- Directions: Give the number of lines in the records below that include "count". Reply with that number alone.

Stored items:

════════

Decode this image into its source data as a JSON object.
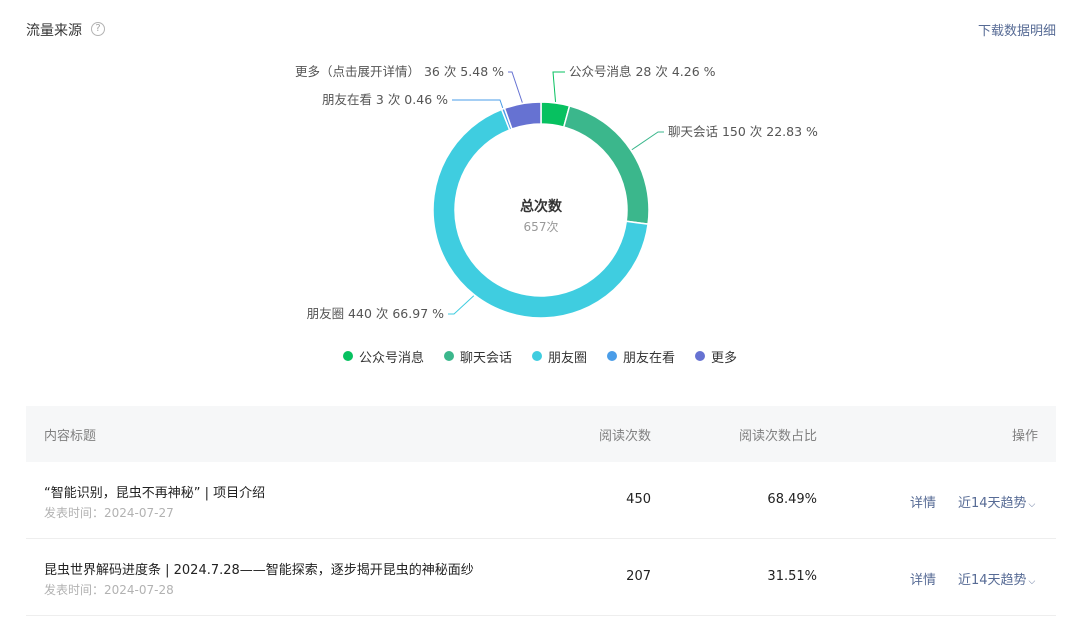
{
  "header": {
    "title": "流量来源",
    "help_icon": "?",
    "download_label": "下载数据明细"
  },
  "chart_data": {
    "type": "pie",
    "center_label": "总次数",
    "center_value": "657次",
    "total": 657,
    "slices": [
      {
        "name": "公众号消息",
        "count": 28,
        "percent": 4.26,
        "label": "公众号消息 28 次 4.26 %",
        "color": "#07c160"
      },
      {
        "name": "聊天会话",
        "count": 150,
        "percent": 22.83,
        "label": "聊天会话 150 次 22.83 %",
        "color": "#3bb78c"
      },
      {
        "name": "朋友圈",
        "count": 440,
        "percent": 66.97,
        "label": "朋友圈 440 次 66.97 %",
        "color": "#3fcde0"
      },
      {
        "name": "朋友在看",
        "count": 3,
        "percent": 0.46,
        "label": "朋友在看 3 次 0.46 %",
        "color": "#4a9de8"
      },
      {
        "name": "更多",
        "count": 36,
        "percent": 5.48,
        "label": "更多（点击展开详情） 36 次 5.48 %",
        "color": "#6672d2"
      }
    ],
    "legend_position": "bottom"
  },
  "table": {
    "headers": {
      "title": "内容标题",
      "reads": "阅读次数",
      "ratio": "阅读次数占比",
      "action": "操作"
    },
    "rows": [
      {
        "title": "“智能识别，昆虫不再神秘” | 项目介绍",
        "date": "发表时间：2024-07-27",
        "reads": "450",
        "ratio": "68.49%",
        "detail": "详情",
        "trend": "近14天趋势"
      },
      {
        "title": "昆虫世界解码进度条 | 2024.7.28——智能探索，逐步揭开昆虫的神秘面纱",
        "date": "发表时间：2024-07-28",
        "reads": "207",
        "ratio": "31.51%",
        "detail": "详情",
        "trend": "近14天趋势"
      }
    ]
  },
  "icons": {
    "chevron": "chevron-down-icon",
    "chevron_glyph": "⌵"
  }
}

════════

- Exercise solution: 5